***** SUPPLIED MATERIAL *****
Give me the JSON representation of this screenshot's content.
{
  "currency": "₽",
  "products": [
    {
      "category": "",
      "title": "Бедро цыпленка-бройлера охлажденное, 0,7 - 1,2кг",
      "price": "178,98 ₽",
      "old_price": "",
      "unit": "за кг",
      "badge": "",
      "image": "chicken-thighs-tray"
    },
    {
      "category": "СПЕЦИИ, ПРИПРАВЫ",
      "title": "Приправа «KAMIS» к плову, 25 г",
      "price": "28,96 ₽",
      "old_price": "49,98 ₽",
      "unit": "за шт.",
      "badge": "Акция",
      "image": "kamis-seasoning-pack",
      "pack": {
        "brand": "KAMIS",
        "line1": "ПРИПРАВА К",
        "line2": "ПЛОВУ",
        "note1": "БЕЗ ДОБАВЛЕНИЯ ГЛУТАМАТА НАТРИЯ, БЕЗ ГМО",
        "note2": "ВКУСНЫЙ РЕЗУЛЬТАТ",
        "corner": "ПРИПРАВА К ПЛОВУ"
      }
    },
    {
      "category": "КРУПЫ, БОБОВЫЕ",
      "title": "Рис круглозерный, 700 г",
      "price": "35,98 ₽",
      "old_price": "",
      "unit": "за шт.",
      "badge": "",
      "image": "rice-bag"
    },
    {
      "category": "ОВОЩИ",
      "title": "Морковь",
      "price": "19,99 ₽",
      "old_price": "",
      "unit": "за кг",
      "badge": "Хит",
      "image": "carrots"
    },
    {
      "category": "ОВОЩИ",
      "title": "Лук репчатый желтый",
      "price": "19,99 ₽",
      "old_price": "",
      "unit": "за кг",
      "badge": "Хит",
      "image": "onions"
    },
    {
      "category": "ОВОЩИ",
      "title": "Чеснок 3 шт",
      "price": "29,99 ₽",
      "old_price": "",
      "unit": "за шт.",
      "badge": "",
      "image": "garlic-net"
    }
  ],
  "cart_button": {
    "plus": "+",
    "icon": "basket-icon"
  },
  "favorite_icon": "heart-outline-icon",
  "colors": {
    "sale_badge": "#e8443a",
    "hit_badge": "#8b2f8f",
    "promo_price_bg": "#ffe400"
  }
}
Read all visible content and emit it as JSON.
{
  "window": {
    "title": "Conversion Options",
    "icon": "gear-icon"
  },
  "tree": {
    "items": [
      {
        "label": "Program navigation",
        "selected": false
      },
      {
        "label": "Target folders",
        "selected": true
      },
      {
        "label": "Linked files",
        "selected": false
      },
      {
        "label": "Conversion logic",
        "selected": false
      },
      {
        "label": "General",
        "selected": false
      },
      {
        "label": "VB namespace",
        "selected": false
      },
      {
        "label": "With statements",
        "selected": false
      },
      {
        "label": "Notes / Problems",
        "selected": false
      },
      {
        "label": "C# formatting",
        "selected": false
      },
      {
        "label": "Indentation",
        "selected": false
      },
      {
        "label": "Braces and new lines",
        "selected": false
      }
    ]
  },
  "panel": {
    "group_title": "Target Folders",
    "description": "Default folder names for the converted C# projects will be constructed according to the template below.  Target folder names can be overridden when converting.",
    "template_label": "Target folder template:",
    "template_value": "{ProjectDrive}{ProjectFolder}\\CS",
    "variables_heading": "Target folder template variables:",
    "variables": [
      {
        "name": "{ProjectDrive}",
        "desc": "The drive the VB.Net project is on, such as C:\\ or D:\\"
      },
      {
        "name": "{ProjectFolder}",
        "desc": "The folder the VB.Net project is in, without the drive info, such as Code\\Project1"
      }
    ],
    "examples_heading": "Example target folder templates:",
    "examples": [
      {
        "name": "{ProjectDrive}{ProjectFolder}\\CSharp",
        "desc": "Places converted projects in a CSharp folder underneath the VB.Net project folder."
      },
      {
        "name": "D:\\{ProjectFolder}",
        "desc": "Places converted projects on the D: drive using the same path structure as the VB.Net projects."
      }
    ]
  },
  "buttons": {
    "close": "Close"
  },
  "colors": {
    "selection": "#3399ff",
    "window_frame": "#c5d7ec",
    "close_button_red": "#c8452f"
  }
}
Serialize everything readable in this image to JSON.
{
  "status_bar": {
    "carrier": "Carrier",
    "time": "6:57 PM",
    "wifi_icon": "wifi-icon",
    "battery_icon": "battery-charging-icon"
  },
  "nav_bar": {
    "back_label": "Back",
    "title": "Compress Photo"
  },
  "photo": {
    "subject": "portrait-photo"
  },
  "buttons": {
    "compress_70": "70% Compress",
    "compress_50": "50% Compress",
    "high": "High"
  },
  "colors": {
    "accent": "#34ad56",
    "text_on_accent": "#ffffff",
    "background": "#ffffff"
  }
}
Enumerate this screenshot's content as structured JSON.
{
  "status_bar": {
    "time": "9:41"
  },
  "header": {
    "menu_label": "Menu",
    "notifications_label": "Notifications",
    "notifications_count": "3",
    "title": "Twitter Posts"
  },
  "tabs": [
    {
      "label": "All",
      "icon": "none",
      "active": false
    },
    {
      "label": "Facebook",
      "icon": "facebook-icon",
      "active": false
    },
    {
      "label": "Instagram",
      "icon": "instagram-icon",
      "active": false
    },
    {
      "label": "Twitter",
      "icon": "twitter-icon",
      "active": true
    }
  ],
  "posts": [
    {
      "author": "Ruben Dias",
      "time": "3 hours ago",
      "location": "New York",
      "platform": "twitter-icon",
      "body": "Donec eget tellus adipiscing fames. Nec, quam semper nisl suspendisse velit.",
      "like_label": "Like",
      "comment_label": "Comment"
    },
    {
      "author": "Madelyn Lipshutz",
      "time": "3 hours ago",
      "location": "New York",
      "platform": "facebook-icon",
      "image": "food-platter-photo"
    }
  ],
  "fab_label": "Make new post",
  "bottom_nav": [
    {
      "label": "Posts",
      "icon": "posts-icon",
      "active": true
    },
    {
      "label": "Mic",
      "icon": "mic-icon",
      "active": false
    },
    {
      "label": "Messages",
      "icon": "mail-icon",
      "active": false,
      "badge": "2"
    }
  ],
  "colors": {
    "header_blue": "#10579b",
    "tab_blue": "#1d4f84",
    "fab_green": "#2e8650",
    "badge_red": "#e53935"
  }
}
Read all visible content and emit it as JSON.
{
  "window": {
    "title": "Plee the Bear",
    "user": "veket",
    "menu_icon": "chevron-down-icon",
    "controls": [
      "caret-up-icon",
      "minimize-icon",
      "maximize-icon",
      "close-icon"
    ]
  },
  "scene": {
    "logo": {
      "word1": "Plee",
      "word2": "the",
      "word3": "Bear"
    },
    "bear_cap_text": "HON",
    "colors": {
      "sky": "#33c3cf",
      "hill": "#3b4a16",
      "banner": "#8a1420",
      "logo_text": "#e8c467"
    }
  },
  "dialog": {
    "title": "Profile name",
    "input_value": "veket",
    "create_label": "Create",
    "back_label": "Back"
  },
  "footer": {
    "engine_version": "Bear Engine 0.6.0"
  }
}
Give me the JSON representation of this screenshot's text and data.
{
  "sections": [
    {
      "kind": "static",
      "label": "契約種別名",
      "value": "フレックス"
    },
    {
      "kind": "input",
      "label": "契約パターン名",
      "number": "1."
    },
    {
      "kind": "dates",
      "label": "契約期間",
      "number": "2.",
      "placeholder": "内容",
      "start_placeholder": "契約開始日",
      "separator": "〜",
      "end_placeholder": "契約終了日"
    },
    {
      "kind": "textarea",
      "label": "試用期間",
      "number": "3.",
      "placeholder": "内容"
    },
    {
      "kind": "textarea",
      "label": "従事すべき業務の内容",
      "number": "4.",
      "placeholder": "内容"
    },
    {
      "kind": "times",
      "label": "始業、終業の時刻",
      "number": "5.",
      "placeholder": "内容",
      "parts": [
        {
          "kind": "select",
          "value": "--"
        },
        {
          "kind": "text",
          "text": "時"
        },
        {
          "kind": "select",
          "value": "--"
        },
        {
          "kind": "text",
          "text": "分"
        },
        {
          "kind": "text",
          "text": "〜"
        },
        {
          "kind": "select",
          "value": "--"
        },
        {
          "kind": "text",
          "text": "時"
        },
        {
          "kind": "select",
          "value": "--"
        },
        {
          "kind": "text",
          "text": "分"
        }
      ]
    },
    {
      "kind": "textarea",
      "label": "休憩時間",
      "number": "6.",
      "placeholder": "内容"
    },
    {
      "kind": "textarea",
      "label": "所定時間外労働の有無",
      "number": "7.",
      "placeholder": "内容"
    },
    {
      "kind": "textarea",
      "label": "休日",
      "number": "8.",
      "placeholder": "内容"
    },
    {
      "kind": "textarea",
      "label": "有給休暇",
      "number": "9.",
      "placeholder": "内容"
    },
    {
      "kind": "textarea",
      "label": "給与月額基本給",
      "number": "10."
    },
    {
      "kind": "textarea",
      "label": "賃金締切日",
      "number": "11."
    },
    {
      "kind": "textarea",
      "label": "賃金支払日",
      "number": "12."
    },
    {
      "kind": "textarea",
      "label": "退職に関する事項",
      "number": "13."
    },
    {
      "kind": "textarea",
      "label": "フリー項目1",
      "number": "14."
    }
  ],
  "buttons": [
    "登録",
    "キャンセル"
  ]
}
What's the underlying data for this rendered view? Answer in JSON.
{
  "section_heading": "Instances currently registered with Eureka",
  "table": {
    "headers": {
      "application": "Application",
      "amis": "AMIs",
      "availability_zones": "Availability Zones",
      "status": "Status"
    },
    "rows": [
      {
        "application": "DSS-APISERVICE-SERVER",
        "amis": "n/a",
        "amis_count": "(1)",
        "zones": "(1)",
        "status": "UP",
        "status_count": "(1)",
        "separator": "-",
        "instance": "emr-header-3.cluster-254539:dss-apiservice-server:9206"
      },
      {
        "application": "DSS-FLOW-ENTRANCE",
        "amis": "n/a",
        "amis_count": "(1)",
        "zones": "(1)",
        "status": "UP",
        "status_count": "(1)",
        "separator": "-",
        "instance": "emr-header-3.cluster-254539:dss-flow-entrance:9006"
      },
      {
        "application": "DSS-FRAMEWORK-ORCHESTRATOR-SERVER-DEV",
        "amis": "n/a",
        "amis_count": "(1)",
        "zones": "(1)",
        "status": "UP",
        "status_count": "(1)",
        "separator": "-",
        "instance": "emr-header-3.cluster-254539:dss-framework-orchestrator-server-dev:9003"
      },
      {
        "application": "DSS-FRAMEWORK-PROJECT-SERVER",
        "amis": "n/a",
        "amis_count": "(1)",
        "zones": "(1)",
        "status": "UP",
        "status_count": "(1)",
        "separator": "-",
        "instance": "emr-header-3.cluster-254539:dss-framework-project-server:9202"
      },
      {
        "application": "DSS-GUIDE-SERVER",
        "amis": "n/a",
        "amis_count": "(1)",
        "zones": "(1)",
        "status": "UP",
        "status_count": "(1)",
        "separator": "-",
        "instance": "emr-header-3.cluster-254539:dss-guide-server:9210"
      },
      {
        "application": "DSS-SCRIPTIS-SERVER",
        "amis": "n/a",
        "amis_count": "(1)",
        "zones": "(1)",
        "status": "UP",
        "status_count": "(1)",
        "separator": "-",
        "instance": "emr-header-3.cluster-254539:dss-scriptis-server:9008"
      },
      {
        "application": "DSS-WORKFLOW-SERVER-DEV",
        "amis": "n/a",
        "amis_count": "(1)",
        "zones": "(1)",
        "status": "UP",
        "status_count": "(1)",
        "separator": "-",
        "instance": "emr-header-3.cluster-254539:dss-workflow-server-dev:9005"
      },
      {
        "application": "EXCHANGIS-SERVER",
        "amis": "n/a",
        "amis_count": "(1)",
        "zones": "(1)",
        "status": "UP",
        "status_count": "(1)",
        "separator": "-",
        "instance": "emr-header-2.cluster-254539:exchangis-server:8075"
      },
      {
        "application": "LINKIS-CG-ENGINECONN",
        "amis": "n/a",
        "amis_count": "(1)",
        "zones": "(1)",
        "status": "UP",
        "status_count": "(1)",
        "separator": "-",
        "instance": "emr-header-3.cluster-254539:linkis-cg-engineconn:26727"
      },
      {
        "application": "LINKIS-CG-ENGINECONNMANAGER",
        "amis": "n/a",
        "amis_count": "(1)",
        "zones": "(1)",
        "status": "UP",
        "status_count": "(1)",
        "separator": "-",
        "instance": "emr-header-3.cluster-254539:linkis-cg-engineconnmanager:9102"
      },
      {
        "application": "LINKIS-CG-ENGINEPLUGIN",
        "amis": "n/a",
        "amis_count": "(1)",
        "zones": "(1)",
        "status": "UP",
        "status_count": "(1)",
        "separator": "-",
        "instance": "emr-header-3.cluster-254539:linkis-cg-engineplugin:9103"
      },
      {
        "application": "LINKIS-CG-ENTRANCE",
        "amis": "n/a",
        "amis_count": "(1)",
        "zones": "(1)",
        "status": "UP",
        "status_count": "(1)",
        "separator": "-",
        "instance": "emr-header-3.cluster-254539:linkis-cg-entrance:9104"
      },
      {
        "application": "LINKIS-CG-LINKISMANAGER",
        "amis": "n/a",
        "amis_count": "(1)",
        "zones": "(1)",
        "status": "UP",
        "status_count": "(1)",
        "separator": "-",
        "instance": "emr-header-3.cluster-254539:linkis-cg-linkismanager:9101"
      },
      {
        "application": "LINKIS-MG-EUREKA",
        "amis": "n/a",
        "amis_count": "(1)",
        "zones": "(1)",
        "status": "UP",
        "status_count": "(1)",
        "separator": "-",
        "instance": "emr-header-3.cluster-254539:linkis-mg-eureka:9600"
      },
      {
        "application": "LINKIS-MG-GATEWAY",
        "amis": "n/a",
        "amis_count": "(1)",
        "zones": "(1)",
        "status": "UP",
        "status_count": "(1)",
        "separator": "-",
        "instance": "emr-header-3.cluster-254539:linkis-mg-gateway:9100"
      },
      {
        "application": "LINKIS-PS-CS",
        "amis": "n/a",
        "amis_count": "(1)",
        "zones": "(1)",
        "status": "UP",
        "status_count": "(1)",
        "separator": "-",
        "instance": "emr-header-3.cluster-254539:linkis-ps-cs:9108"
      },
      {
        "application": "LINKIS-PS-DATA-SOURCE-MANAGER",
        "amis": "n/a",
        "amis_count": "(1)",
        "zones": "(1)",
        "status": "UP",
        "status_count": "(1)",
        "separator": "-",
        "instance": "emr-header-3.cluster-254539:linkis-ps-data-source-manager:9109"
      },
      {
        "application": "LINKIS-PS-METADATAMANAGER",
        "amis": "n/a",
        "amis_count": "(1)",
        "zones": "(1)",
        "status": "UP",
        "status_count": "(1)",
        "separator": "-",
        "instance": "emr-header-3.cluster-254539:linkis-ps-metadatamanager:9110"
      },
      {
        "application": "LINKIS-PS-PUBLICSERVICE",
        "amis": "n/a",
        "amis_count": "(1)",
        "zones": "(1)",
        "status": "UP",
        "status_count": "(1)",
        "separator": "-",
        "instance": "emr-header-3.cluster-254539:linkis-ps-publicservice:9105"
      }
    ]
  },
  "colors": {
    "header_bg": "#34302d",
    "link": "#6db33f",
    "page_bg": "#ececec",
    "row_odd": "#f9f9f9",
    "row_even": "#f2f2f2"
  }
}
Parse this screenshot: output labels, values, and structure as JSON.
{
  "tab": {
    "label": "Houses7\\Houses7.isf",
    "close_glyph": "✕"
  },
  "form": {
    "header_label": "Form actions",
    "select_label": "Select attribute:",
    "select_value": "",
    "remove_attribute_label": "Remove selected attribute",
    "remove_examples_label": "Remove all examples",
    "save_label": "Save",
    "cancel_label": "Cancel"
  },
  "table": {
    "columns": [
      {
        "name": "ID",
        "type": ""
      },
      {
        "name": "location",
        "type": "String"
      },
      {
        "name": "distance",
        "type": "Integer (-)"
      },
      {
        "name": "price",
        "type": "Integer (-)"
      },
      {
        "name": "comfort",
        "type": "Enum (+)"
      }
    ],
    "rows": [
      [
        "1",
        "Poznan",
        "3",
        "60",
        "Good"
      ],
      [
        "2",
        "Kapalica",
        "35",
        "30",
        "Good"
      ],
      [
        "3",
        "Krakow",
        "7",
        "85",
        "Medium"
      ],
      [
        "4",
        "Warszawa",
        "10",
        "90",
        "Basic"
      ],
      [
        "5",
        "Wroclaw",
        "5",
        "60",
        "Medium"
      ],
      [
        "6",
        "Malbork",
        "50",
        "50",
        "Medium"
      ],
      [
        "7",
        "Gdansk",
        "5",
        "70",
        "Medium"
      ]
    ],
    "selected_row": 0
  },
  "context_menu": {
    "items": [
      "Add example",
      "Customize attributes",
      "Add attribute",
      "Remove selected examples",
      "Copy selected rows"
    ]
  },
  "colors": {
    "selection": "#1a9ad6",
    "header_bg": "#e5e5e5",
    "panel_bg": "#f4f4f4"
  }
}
*****
GIVEN EXERCISE: Lines from the records above that hold "type" are the ones to list.

ANSWER FOR THE TASK:
        "type": ""
        "type": "String"
        "type": "Integer (-)"
        "type": "Integer (-)"
        "type": "Enum (+)"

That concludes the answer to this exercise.